Exercise instructions –
Locate the string "trường" throughout the material and copy every line in which it occurs.

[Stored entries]

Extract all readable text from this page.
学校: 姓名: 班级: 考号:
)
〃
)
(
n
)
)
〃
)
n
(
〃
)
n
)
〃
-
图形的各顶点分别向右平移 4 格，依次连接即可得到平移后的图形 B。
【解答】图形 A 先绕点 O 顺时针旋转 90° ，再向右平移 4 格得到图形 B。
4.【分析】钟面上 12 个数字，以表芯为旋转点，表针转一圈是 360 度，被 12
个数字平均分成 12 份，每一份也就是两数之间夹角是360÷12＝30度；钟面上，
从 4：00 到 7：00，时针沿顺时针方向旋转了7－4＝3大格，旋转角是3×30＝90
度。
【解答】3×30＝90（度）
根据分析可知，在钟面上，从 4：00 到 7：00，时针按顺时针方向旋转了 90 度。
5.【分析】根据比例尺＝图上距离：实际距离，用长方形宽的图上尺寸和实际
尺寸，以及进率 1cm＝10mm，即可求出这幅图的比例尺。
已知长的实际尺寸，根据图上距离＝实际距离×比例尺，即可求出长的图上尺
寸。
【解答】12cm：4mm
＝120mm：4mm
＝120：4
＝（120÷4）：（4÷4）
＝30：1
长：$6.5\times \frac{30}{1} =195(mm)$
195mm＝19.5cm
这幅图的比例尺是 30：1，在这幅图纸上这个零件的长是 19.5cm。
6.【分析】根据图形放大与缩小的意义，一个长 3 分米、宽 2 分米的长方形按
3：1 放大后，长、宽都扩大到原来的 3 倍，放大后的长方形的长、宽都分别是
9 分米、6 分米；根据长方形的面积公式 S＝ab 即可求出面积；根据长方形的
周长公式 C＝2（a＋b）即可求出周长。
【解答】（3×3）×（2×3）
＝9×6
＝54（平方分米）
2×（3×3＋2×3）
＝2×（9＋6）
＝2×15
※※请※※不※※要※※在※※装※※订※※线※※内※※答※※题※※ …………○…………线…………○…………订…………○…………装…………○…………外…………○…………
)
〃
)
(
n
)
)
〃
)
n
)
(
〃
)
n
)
--
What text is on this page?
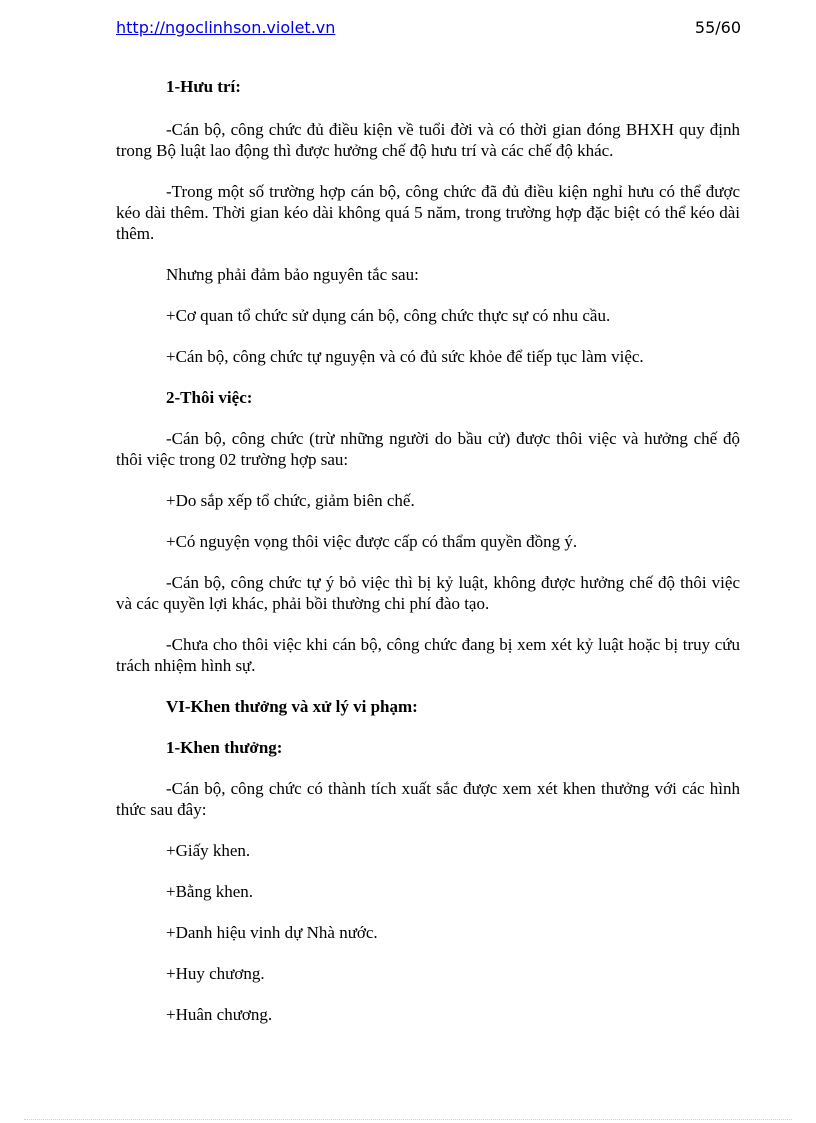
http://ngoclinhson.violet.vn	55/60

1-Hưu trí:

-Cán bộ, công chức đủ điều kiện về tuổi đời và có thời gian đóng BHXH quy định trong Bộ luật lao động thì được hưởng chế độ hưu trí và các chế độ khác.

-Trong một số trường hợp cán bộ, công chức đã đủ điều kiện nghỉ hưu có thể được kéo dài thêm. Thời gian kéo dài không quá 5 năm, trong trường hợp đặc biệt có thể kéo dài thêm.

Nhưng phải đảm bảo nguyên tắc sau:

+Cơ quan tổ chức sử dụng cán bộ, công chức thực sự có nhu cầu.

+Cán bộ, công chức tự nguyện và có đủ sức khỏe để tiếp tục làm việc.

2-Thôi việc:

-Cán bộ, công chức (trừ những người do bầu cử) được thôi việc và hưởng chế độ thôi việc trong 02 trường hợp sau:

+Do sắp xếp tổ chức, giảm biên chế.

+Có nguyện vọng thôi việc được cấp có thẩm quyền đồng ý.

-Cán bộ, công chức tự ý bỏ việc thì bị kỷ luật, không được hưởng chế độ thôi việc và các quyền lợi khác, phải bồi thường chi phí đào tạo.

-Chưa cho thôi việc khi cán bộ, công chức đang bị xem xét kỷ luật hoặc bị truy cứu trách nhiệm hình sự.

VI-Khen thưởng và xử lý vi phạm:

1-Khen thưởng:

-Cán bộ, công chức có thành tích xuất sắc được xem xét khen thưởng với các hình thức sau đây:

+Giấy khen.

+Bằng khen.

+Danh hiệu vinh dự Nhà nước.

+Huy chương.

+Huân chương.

Answer below –
-Trong một số trường hợp cán bộ, công chức đã đủ điều kiện nghỉ hưu có thể được kéo dài thêm. Thời gian kéo dài không quá 5 năm, trong trường hợp đặc biệt có thể kéo dài thêm.
-Cán bộ, công chức (trừ những người do bầu cử) được thôi việc và hưởng chế độ thôi việc trong 02 trường hợp sau:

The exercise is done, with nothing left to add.